(PROBLEM): Would it be possible to write out each entry below exactly, without the pictures?

** BEGIN ITEMS **

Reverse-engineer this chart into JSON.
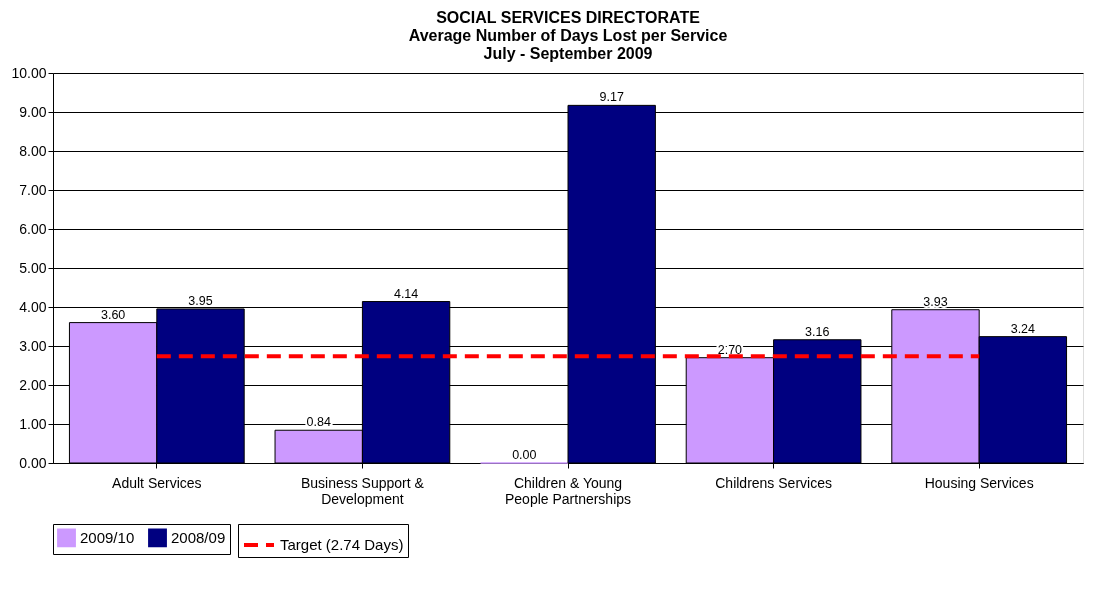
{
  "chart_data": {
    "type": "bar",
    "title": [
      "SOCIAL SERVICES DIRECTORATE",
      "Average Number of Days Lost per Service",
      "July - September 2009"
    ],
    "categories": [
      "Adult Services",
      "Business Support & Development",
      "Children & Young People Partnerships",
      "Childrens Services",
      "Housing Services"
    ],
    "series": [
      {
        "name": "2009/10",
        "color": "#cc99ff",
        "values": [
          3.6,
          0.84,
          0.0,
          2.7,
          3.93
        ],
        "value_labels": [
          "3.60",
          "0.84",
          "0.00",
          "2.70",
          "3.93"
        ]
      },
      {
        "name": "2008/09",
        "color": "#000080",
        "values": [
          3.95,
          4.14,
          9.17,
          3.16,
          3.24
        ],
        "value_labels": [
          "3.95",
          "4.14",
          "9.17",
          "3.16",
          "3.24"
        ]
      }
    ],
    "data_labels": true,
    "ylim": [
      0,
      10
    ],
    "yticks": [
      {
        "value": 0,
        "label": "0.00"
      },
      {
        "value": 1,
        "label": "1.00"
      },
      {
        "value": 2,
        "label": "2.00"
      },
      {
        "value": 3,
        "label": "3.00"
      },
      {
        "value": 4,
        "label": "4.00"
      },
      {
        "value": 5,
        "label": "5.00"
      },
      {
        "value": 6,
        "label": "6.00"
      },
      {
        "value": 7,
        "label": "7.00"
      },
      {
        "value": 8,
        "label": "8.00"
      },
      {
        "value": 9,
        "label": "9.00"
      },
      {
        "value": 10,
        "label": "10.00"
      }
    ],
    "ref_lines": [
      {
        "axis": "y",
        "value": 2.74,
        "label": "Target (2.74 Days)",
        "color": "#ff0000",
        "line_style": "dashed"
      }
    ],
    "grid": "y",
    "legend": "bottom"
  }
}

** END ITEMS **

(PROBLEM SOLUTION):
Reverse-engineer this chart into JSON.
{
  "chart_data": {
    "type": "bar",
    "title": [
      "SOCIAL SERVICES DIRECTORATE",
      "Average Number of Days Lost per Service",
      "July - September 2009"
    ],
    "categories": [
      "Adult Services",
      "Business Support & Development",
      "Children & Young People Partnerships",
      "Childrens Services",
      "Housing Services"
    ],
    "series": [
      {
        "name": "2009/10",
        "color": "#cc99ff",
        "values": [
          3.6,
          0.84,
          0.0,
          2.7,
          3.93
        ],
        "value_labels": [
          "3.60",
          "0.84",
          "0.00",
          "2.70",
          "3.93"
        ]
      },
      {
        "name": "2008/09",
        "color": "#000080",
        "values": [
          3.95,
          4.14,
          9.17,
          3.16,
          3.24
        ],
        "value_labels": [
          "3.95",
          "4.14",
          "9.17",
          "3.16",
          "3.24"
        ]
      }
    ],
    "data_labels": true,
    "ylim": [
      0,
      10
    ],
    "yticks": [
      {
        "value": 0,
        "label": "0.00"
      },
      {
        "value": 1,
        "label": "1.00"
      },
      {
        "value": 2,
        "label": "2.00"
      },
      {
        "value": 3,
        "label": "3.00"
      },
      {
        "value": 4,
        "label": "4.00"
      },
      {
        "value": 5,
        "label": "5.00"
      },
      {
        "value": 6,
        "label": "6.00"
      },
      {
        "value": 7,
        "label": "7.00"
      },
      {
        "value": 8,
        "label": "8.00"
      },
      {
        "value": 9,
        "label": "9.00"
      },
      {
        "value": 10,
        "label": "10.00"
      }
    ],
    "ref_lines": [
      {
        "axis": "y",
        "value": 2.74,
        "label": "Target (2.74 Days)",
        "color": "#ff0000",
        "line_style": "dashed"
      }
    ],
    "grid": "y",
    "legend": "bottom"
  }
}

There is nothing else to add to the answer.